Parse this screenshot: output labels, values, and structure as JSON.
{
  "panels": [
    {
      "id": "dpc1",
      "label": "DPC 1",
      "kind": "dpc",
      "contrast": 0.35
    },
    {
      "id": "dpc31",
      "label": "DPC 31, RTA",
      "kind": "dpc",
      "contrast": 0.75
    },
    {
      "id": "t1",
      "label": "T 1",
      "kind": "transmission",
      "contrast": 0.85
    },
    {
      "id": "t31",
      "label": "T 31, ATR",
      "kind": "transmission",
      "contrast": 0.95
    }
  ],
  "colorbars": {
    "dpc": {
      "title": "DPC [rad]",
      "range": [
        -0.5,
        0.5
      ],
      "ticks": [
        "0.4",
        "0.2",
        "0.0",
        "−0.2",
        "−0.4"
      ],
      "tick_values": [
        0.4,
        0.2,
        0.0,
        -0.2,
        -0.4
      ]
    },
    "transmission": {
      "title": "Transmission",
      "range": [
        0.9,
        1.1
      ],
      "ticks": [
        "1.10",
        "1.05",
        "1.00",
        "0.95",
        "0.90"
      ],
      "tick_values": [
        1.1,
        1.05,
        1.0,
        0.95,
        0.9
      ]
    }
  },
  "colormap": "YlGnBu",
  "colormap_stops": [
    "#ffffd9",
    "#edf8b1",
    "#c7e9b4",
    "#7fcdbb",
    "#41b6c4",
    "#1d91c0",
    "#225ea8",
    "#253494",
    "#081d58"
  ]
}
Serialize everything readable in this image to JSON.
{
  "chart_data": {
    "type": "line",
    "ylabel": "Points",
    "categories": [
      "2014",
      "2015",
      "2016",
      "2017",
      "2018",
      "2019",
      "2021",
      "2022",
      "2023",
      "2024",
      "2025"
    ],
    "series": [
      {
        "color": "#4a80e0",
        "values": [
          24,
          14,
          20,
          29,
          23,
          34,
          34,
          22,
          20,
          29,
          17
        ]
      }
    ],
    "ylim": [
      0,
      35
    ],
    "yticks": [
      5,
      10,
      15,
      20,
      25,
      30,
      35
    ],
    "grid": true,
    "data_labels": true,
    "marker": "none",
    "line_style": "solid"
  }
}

══════

TASK TO CARRY OUT >>
Tell how many lines of the records above hold the string "this". Give no other text.

TASK RESULT >>
2